Given exercise :: Search the records for the word "JSON" and report each line that has it.

Listing ::
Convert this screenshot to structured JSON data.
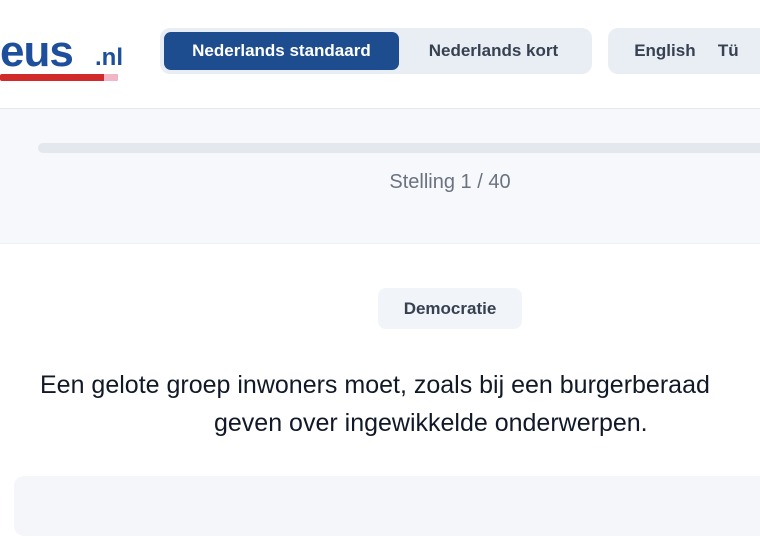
{
  "header": {
    "logo": {
      "main": "eus",
      "suffix": ".nl"
    },
    "language_options": [
      {
        "label": "Nederlands standaard",
        "active": true
      },
      {
        "label": "Nederlands kort",
        "active": false
      }
    ],
    "other_languages": [
      {
        "label": "English"
      },
      {
        "label": "Tü"
      }
    ]
  },
  "progress": {
    "label": "Stelling 1 / 40",
    "current": 1,
    "total": 40,
    "fraction": 0.0
  },
  "statement": {
    "category": "Democratie",
    "line1": "Een gelote groep inwoners moet, zoals bij een burgerberaad",
    "line2": "geven over ingewikkelde onderwerpen."
  },
  "colors": {
    "brand": "#1e4f9c",
    "active_tab": "#1e4d8f",
    "accent_red": "#d12a2a"
  }
}
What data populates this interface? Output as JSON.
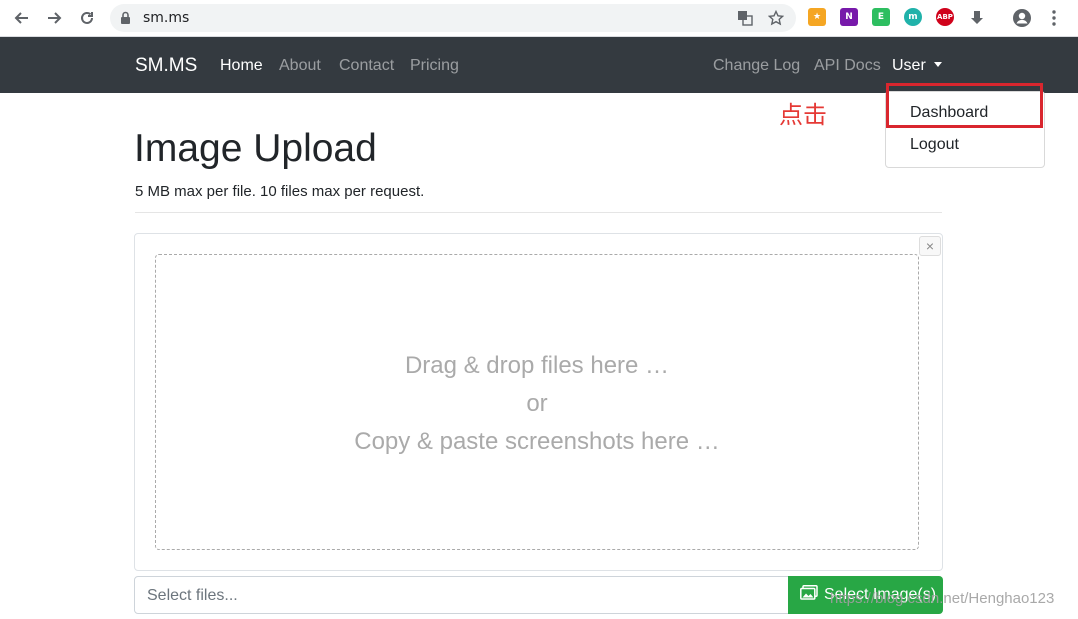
{
  "browser": {
    "url": "sm.ms",
    "extensions": [
      {
        "name": "bookmark-extension-icon",
        "label": "★",
        "color": "#f5a623"
      },
      {
        "name": "onenote-extension-icon",
        "label": "N",
        "color": "#7719aa"
      },
      {
        "name": "evernote-extension-icon",
        "label": "E",
        "color": "#2dbe60"
      },
      {
        "name": "m-extension-icon",
        "label": "m",
        "color": "#20b2aa"
      },
      {
        "name": "adblock-plus-icon",
        "label": "ABP",
        "color": "#d0021b"
      }
    ]
  },
  "navbar": {
    "brand": "SM.MS",
    "links": [
      "Home",
      "About",
      "Contact",
      "Pricing"
    ],
    "right_links": [
      "Change Log",
      "API Docs"
    ],
    "user_menu": "User",
    "bg_color": "#343a40"
  },
  "dropdown": {
    "items": [
      "Dashboard",
      "Logout"
    ]
  },
  "annotation": {
    "text": "点击",
    "color": "#e53935"
  },
  "main": {
    "title": "Image Upload",
    "subtitle": "5 MB max per file. 10 files max per request.",
    "drop_line1": "Drag & drop files here …",
    "drop_line2": "or",
    "drop_line3": "Copy & paste screenshots here …",
    "file_placeholder": "Select files...",
    "select_button": "Select Image(s)",
    "button_color": "#28a745"
  },
  "watermark": "https://blog.csdn.net/Henghao123"
}
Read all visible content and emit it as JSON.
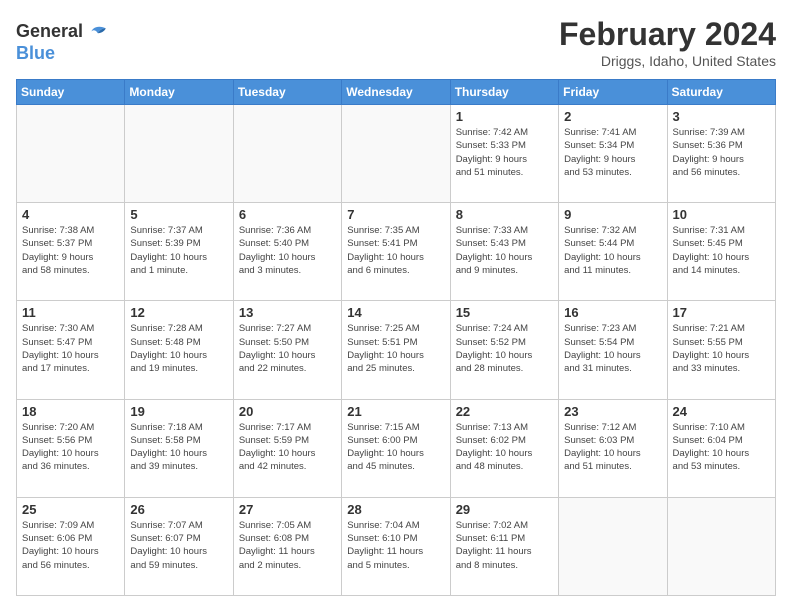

Final answer ::
Convert this screenshot to structured JSON data.
What data populates this interface? Output as JSON.
Read all visible content and emit it as JSON.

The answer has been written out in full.